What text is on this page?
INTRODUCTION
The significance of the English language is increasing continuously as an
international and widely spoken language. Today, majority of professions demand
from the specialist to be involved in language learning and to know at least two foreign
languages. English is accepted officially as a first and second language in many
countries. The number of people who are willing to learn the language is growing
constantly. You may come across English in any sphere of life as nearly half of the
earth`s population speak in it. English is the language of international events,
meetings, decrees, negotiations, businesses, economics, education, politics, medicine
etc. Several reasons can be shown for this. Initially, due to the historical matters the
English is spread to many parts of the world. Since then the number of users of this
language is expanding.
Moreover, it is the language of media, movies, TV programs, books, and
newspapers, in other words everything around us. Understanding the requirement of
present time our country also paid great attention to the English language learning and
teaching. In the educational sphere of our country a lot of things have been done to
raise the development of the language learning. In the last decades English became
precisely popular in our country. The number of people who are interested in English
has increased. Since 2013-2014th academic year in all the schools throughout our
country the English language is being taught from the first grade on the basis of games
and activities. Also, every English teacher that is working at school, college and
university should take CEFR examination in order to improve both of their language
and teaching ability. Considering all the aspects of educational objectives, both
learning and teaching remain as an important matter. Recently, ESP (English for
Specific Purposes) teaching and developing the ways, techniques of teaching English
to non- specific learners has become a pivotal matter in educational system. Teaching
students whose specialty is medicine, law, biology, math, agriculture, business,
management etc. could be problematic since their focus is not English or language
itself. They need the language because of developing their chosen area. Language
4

PROBLEM REQUIREMENTS:
Find "country". Copy every line it occurs in.

OUTPUT BELOW:
present time our country also paid great attention to the English language learning and
teaching. In the educational sphere of our country a lot of things have been done to
precisely popular in our country. The number of people who are interested in English
country the English language is being taught from the first grade on the basis of games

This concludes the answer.